■ **Exercise task**:
Determine how many lines in the entries below include "angle". The reply should be that number and nothing else.

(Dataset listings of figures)
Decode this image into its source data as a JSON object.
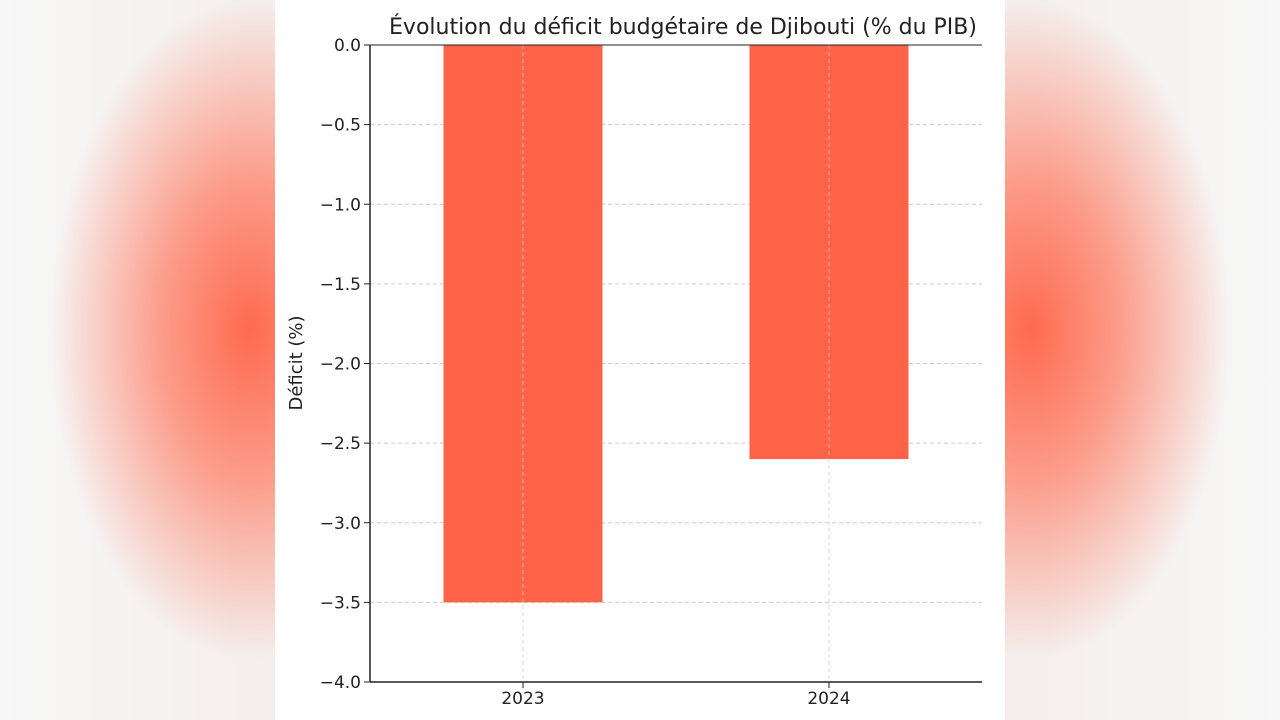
{
  "chart_data": {
    "type": "bar",
    "title": "Évolution du déficit budgétaire de Djibouti (% du PIB)",
    "xlabel": "",
    "ylabel": "Déficit (%)",
    "categories": [
      "2023",
      "2024"
    ],
    "values": [
      -3.5,
      -2.6
    ],
    "ylim": [
      -4.0,
      0.0
    ],
    "yticks": [
      0.0,
      -0.5,
      -1.0,
      -1.5,
      -2.0,
      -2.5,
      -3.0,
      -3.5,
      -4.0
    ],
    "ytick_labels": [
      "0.0",
      "−0.5",
      "−1.0",
      "−1.5",
      "−2.0",
      "−2.5",
      "−3.0",
      "−3.5",
      "−4.0"
    ],
    "grid": true,
    "bar_color": "#ff6347",
    "grid_color": "#cccccc"
  }
}
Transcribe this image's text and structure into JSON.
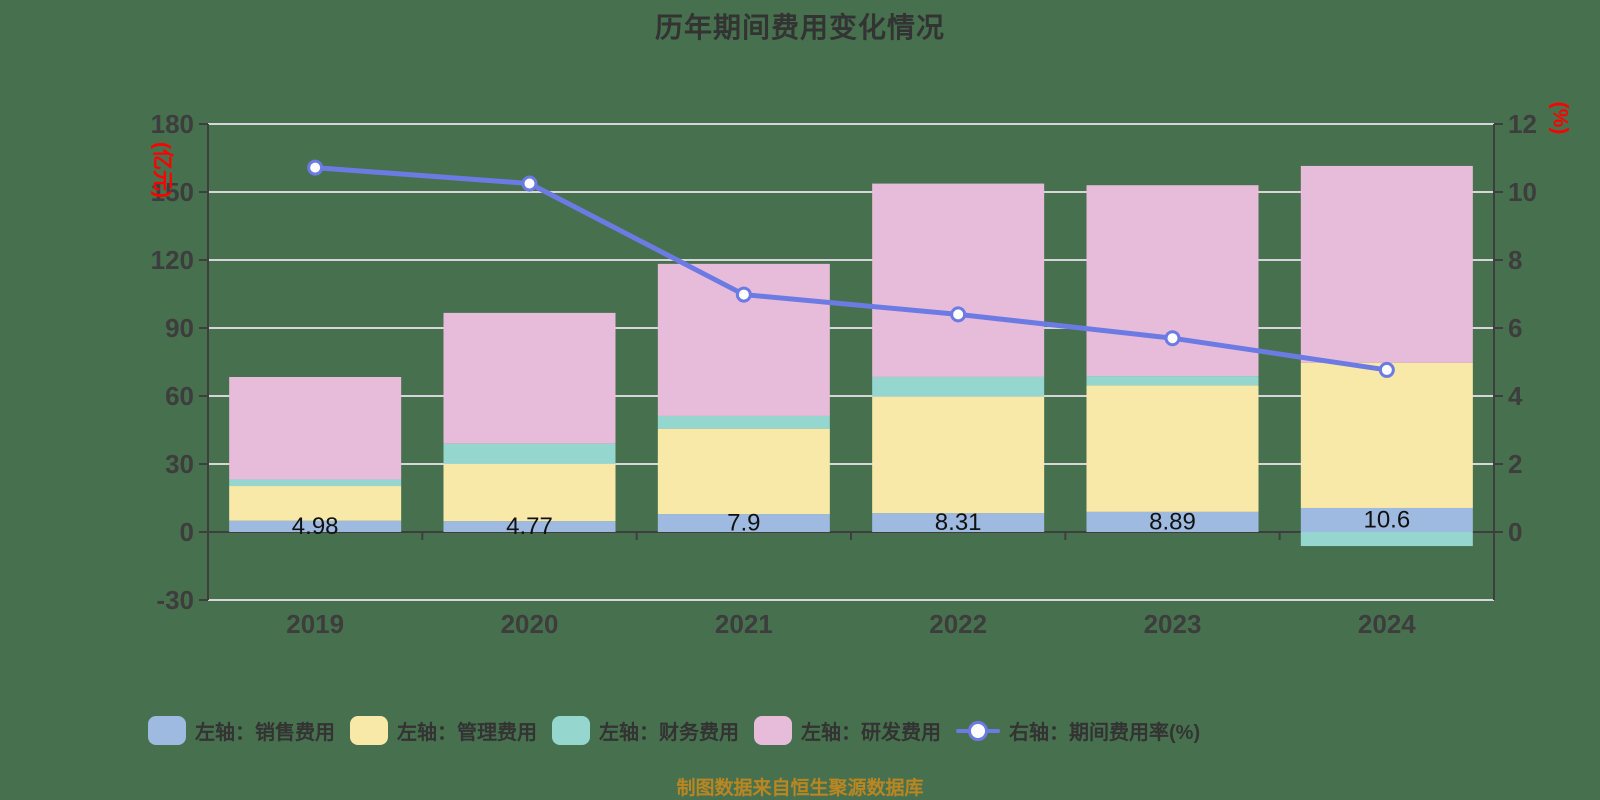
{
  "title": "历年期间费用变化情况",
  "source_note": "制图数据来自恒生聚源数据库",
  "colors": {
    "background": "#47714E",
    "title_text": "#333333",
    "axis_line": "#3E3E3E",
    "grid_line": "#D8D5D8",
    "tick_label": "#3D3D3D",
    "axis_name": "#FF0000",
    "bar_label": "#111111",
    "legend_text": "#333333",
    "source_text": "#BA8622"
  },
  "left_axis": {
    "name": "(亿元)",
    "ticks": [
      "180",
      "150",
      "120",
      "90",
      "60",
      "30",
      "0",
      "-30"
    ],
    "min": -30,
    "max": 180
  },
  "right_axis": {
    "name": "(%)",
    "ticks": [
      "12",
      "10",
      "8",
      "6",
      "4",
      "2",
      "0"
    ],
    "min": 0,
    "max": 12
  },
  "chart_data": {
    "type": "bar",
    "subtype": "stacked bars with secondary-axis line",
    "title": "历年期间费用变化情况",
    "categories": [
      "2019",
      "2020",
      "2021",
      "2022",
      "2023",
      "2024"
    ],
    "series": [
      {
        "name": "左轴：销售费用",
        "type": "bar",
        "stack": "total",
        "axis": "left",
        "color": "#9FBAE1",
        "values": [
          4.98,
          4.77,
          7.9,
          8.31,
          8.89,
          10.6
        ],
        "labels": [
          "4.98",
          "4.77",
          "7.9",
          "8.31",
          "8.89",
          "10.6"
        ]
      },
      {
        "name": "左轴：管理费用",
        "type": "bar",
        "stack": "total",
        "axis": "left",
        "color": "#F8E9A9",
        "values": [
          15.3,
          25.3,
          37.7,
          51.4,
          55.8,
          64.1
        ]
      },
      {
        "name": "左轴：财务费用",
        "type": "bar",
        "stack": "total",
        "axis": "left",
        "color": "#95D6CE",
        "values": [
          2.9,
          8.9,
          5.6,
          8.7,
          4.1,
          -6.2
        ]
      },
      {
        "name": "左轴：研发费用",
        "type": "bar",
        "stack": "total",
        "axis": "left",
        "color": "#E7BCDA",
        "values": [
          45.2,
          57.7,
          67.1,
          85.3,
          84.2,
          86.8
        ]
      },
      {
        "name": "右轴：期间费用率(%)",
        "type": "line",
        "axis": "right",
        "color": "#6C7BE4",
        "values": [
          10.9,
          10.5,
          7.7,
          7.2,
          6.6,
          5.8
        ]
      }
    ],
    "xlabel": "",
    "ylabel_left": "(亿元)",
    "ylabel_right": "(%)",
    "left_ylim": [
      -30,
      180
    ],
    "right_ylim": [
      0,
      12
    ],
    "grid": true,
    "legend_position": "bottom"
  }
}
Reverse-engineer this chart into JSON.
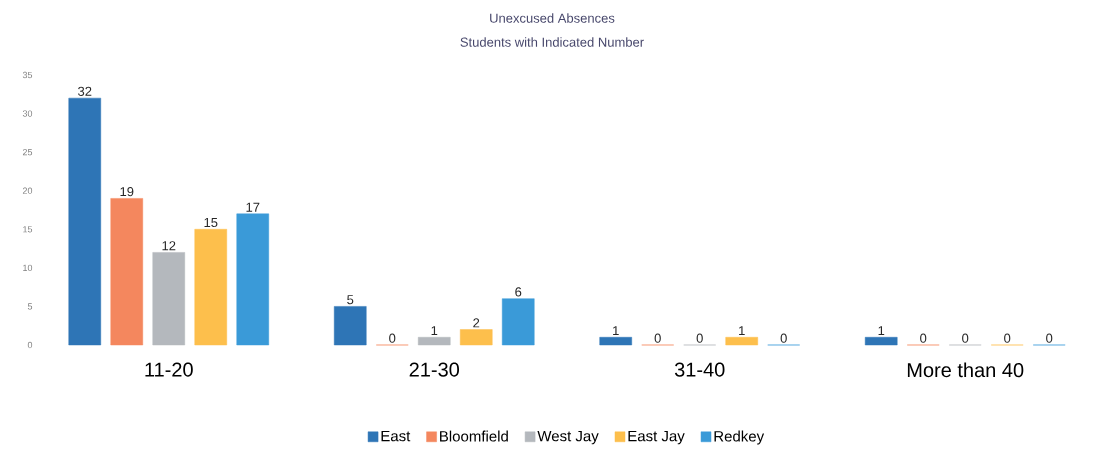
{
  "chart_data": {
    "type": "bar",
    "title": "Unexcused Absences",
    "subtitle": "Students with Indicated Number",
    "categories": [
      "11-20",
      "21-30",
      "31-40",
      "More than 40"
    ],
    "series": [
      {
        "name": "East",
        "color": "#2e75b6",
        "values": [
          32,
          5,
          1,
          1
        ]
      },
      {
        "name": "Bloomfield",
        "color": "#f4875e",
        "values": [
          19,
          0,
          0,
          0
        ]
      },
      {
        "name": "West Jay",
        "color": "#b4b8bd",
        "values": [
          12,
          1,
          0,
          0
        ]
      },
      {
        "name": "East Jay",
        "color": "#fdbf4c",
        "values": [
          15,
          2,
          1,
          0
        ]
      },
      {
        "name": "Redkey",
        "color": "#3a9ad8",
        "values": [
          17,
          6,
          0,
          0
        ]
      }
    ],
    "ylim": [
      0,
      35
    ],
    "yticks": [
      0,
      5,
      10,
      15,
      20,
      25,
      30,
      35
    ],
    "data_labels": true,
    "legend": "bottom"
  }
}
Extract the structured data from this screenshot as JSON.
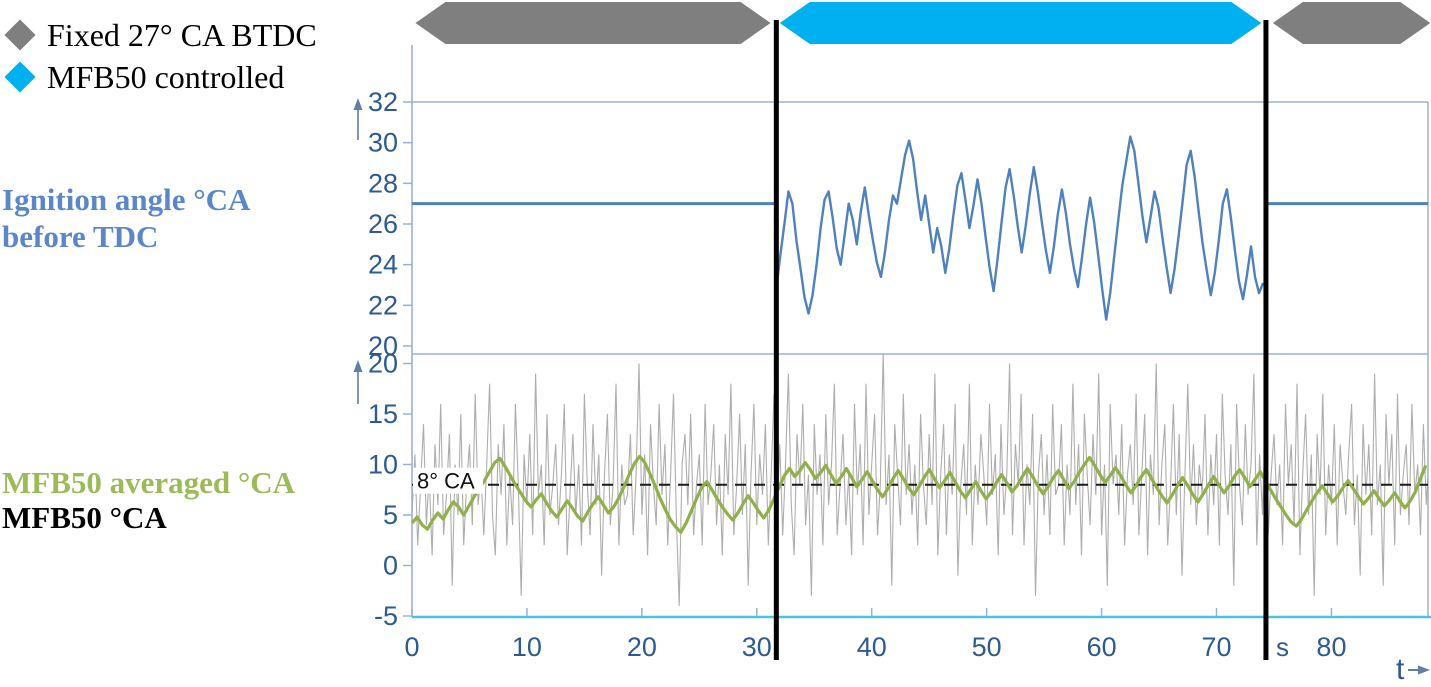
{
  "legend": {
    "items": [
      {
        "marker": "diamond-icon",
        "color": "#7F7F7F",
        "label": "Fixed 27° CA BTDC"
      },
      {
        "marker": "diamond-icon",
        "color": "#00B0F0",
        "label": "MFB50 controlled"
      }
    ]
  },
  "labels": {
    "top_chart_line1": "Ignition angle °CA",
    "top_chart_line2": "before TDC",
    "bottom_chart_avg": "MFB50 averaged °CA",
    "bottom_chart_raw": "MFB50 °CA",
    "time_axis": "t",
    "time_unit": "s"
  },
  "colors": {
    "signal_blue": "#4F81BD",
    "caption_blue": "#5B87C9",
    "green_line": "#8FB04A",
    "green_label": "#9BBB59",
    "gray_noise": "#ADADAD",
    "banner_gray": "#7F7F7F",
    "banner_cyan": "#00B0F0",
    "axis_text": "#2E5B8F",
    "frame": "#95B3D7",
    "x_axis_cyan": "#4FC1E0",
    "event_line": "#000000",
    "arrow": "#5F7FA8",
    "reference_black": "#1A1A1A"
  },
  "timeline": {
    "phases": [
      {
        "label": "Fixed 27° CA BTDC",
        "color_key": "banner_gray",
        "t_start": 0.3,
        "t_end": 31.2
      },
      {
        "label": "MFB50 controlled",
        "color_key": "banner_cyan",
        "t_start": 32.0,
        "t_end": 73.9
      },
      {
        "label": "Fixed 27° CA BTDC",
        "color_key": "banner_gray",
        "t_start": 74.9,
        "t_end": 88.6
      }
    ]
  },
  "chart_data": [
    {
      "type": "line",
      "title": "Ignition angle °CA before TDC",
      "ylim": [
        20,
        32
      ],
      "yticks": [
        20,
        22,
        24,
        26,
        28,
        30,
        32
      ],
      "xlim": [
        0,
        88.4
      ],
      "event_lines_t": [
        31.7,
        74.3
      ],
      "series": [
        {
          "name": "Fixed ignition angle 27° CA BTDC",
          "value": 27,
          "segments_t": [
            [
              0,
              31.7
            ],
            [
              74.3,
              88.4
            ]
          ]
        },
        {
          "name": "MFB50-controlled ignition angle",
          "t0": 31.7,
          "dt": 0.35,
          "values": [
            22.8,
            24.5,
            26,
            27.6,
            27,
            25.2,
            23.8,
            22.4,
            21.6,
            22.5,
            24,
            25.8,
            27.2,
            27.6,
            26.3,
            24.8,
            24,
            25.5,
            27,
            26.2,
            25,
            26.6,
            27.8,
            26.4,
            25.2,
            24.1,
            23.4,
            24.6,
            26.2,
            27.4,
            27,
            28.2,
            29.4,
            30.1,
            29.2,
            27.6,
            26.2,
            27.4,
            26,
            24.6,
            25.8,
            24.9,
            23.6,
            24.8,
            26.4,
            27.9,
            28.5,
            27.2,
            25.8,
            26.9,
            28.2,
            27,
            25.4,
            23.9,
            22.7,
            24.3,
            26.1,
            27.8,
            28.7,
            27.4,
            25.9,
            24.6,
            25.9,
            27.5,
            28.8,
            27.6,
            26.1,
            24.7,
            23.6,
            24.9,
            26.5,
            27.7,
            26.5,
            25,
            23.8,
            22.9,
            24.4,
            26,
            27.3,
            26.1,
            24.5,
            22.8,
            21.3,
            22.6,
            24.4,
            26.2,
            27.9,
            29.1,
            30.3,
            29.6,
            28,
            26.4,
            25.1,
            26.3,
            27.6,
            26.8,
            25.3,
            23.9,
            22.6,
            23.8,
            25.4,
            27.1,
            28.9,
            29.6,
            28.3,
            26.6,
            25,
            23.7,
            22.5,
            23.6,
            25.2,
            27,
            27.7,
            26.3,
            24.7,
            23.2,
            22.3,
            23.5,
            24.9,
            23.4,
            22.6,
            23.1
          ]
        }
      ]
    },
    {
      "type": "line",
      "title": "MFB50 °CA",
      "ylim": [
        -5,
        21
      ],
      "yticks": [
        -5,
        0,
        5,
        10,
        15,
        20
      ],
      "xlim": [
        0,
        88.4
      ],
      "xticks": [
        0,
        10,
        20,
        30,
        40,
        50,
        60,
        70,
        80
      ],
      "x_unit": "s",
      "xlabel": "t",
      "reference_line": {
        "value": 8,
        "label": "8° CA",
        "style": "dashed"
      },
      "event_lines_t": [
        31.7,
        74.3
      ],
      "series": [
        {
          "name": "MFB50 raw",
          "color_key": "gray_noise",
          "t0": 0,
          "dt": 0.25,
          "values": [
            5,
            11,
            2,
            8,
            14,
            4,
            9,
            1,
            12,
            6,
            16,
            3,
            7,
            13,
            -2,
            10,
            5,
            15,
            2,
            8,
            12,
            4,
            17,
            6,
            9,
            3,
            10,
            18,
            5,
            1,
            12,
            7,
            14,
            2,
            9,
            4,
            16,
            8,
            -3,
            11,
            6,
            13,
            3,
            19,
            7,
            10,
            2,
            15,
            5,
            8,
            12,
            4,
            9,
            16,
            1,
            7,
            13,
            5,
            10,
            2,
            17,
            8,
            3,
            14,
            6,
            11,
            -1,
            9,
            15,
            4,
            8,
            18,
            2,
            10,
            6,
            7,
            13,
            3,
            9,
            20,
            5,
            11,
            1,
            14,
            8,
            4,
            16,
            7,
            12,
            2,
            9,
            17,
            5,
            -4,
            10,
            13,
            6,
            15,
            3,
            8,
            11,
            2,
            16,
            6,
            9,
            14,
            4,
            10,
            1,
            13,
            7,
            18,
            3,
            8,
            15,
            5,
            12,
            -2,
            9,
            16,
            4,
            11,
            7,
            14,
            2,
            9,
            17,
            5,
            12,
            3,
            10,
            19,
            6,
            1,
            13,
            8,
            16,
            4,
            9,
            -3,
            14,
            7,
            11,
            2,
            15,
            6,
            10,
            18,
            3,
            8,
            13,
            4,
            9,
            1,
            16,
            7,
            12,
            2,
            18,
            5,
            10,
            15,
            3,
            8,
            21,
            6,
            11,
            -2,
            14,
            9,
            4,
            17,
            7,
            12,
            5,
            10,
            2,
            15,
            8,
            4,
            13,
            6,
            19,
            1,
            9,
            14,
            3,
            11,
            7,
            16,
            -1,
            8,
            12,
            5,
            18,
            2,
            10,
            6,
            13,
            9,
            4,
            16,
            7,
            11,
            1,
            14,
            5,
            9,
            20,
            3,
            12,
            8,
            17,
            2,
            10,
            6,
            15,
            -3,
            9,
            13,
            5,
            11,
            3,
            16,
            7,
            8,
            14,
            2,
            10,
            5,
            18,
            6,
            12,
            1,
            15,
            9,
            4,
            13,
            7,
            19,
            3,
            10,
            -2,
            16,
            8,
            11,
            5,
            14,
            2,
            9,
            12,
            6,
            17,
            3,
            9,
            15,
            1,
            11,
            7,
            20,
            4,
            10,
            14,
            2,
            8,
            16,
            5,
            13,
            -1,
            9,
            18,
            6,
            12,
            4,
            10,
            7,
            15,
            3,
            11,
            6,
            13,
            2,
            17,
            9,
            5,
            12,
            -2,
            16,
            8,
            4,
            14,
            7,
            10,
            19,
            2,
            11,
            5,
            15,
            3,
            9,
            13,
            6,
            10,
            2,
            16,
            8,
            12,
            4,
            18,
            1,
            9,
            15,
            5,
            11,
            -3,
            13,
            7,
            17,
            3,
            10,
            6,
            14,
            2,
            12,
            8,
            5,
            11,
            16,
            4,
            9,
            -1,
            14,
            7,
            12,
            3,
            19,
            6,
            10,
            -2,
            15,
            8,
            13,
            2,
            17,
            5,
            9,
            12,
            4,
            16,
            7,
            10,
            3,
            14,
            6,
            11
          ]
        },
        {
          "name": "MFB50 averaged",
          "color_key": "green_line",
          "t0": 0,
          "dt": 0.45,
          "values": [
            4.2,
            4.8,
            4,
            3.6,
            4.5,
            5.2,
            4.6,
            5.5,
            6.3,
            5.8,
            5,
            5.9,
            6.8,
            7.6,
            8.4,
            9.3,
            10.2,
            10.6,
            9.8,
            8.9,
            8,
            7.2,
            6.4,
            5.8,
            6.5,
            7.1,
            6.2,
            5.4,
            4.8,
            5.6,
            6.4,
            5.7,
            4.9,
            4.4,
            5.3,
            6.1,
            6.8,
            6,
            5.2,
            5.8,
            6.7,
            7.8,
            9,
            10.1,
            10.8,
            10.2,
            9.1,
            7.9,
            6.6,
            5.5,
            4.5,
            3.8,
            3.3,
            4.2,
            5.4,
            6.6,
            7.7,
            8.3,
            7.5,
            6.6,
            5.8,
            5.1,
            4.5,
            5.2,
            6.1,
            6.9,
            6.2,
            5.4,
            4.7,
            5.5,
            6.6,
            7.8,
            8.9,
            9.6,
            8.8,
            9.4,
            10.2,
            9.5,
            8.6,
            9.2,
            9.9,
            9,
            8.1,
            8.8,
            9.6,
            8.7,
            7.8,
            8.5,
            9.3,
            8.4,
            7.5,
            6.8,
            7.6,
            8.6,
            9.4,
            8.6,
            7.7,
            7,
            7.8,
            8.7,
            9.5,
            8.6,
            7.7,
            8.4,
            9.2,
            8.3,
            7.4,
            6.7,
            7.5,
            8.3,
            7.4,
            6.6,
            7.3,
            8.2,
            9,
            8.2,
            7.3,
            7.9,
            8.8,
            9.6,
            8.8,
            7.9,
            7.1,
            7.8,
            8.7,
            9.4,
            8.5,
            7.6,
            8.3,
            9.2,
            10,
            10.7,
            9.9,
            9,
            8.2,
            8.9,
            9.7,
            8.9,
            8,
            7.2,
            7.9,
            8.8,
            9.5,
            8.6,
            7.7,
            6.9,
            6.2,
            7,
            7.9,
            8.7,
            7.9,
            7,
            6.3,
            7.1,
            8,
            8.8,
            8,
            7.2,
            7.9,
            8.8,
            9.5,
            8.7,
            7.8,
            8.5,
            9.3,
            8.4,
            7.5,
            6.6,
            5.8,
            5,
            4.3,
            3.9,
            4.6,
            5.5,
            6.4,
            7.2,
            7.9,
            7.1,
            6.3,
            6.9,
            7.7,
            8.4,
            7.6,
            6.8,
            6.1,
            6.7,
            7.4,
            6.6,
            5.9,
            6.5,
            7.2,
            6.4,
            5.7,
            6.4,
            7.3,
            8.6,
            9.9
          ]
        }
      ]
    }
  ]
}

■ **Answer in full**:
4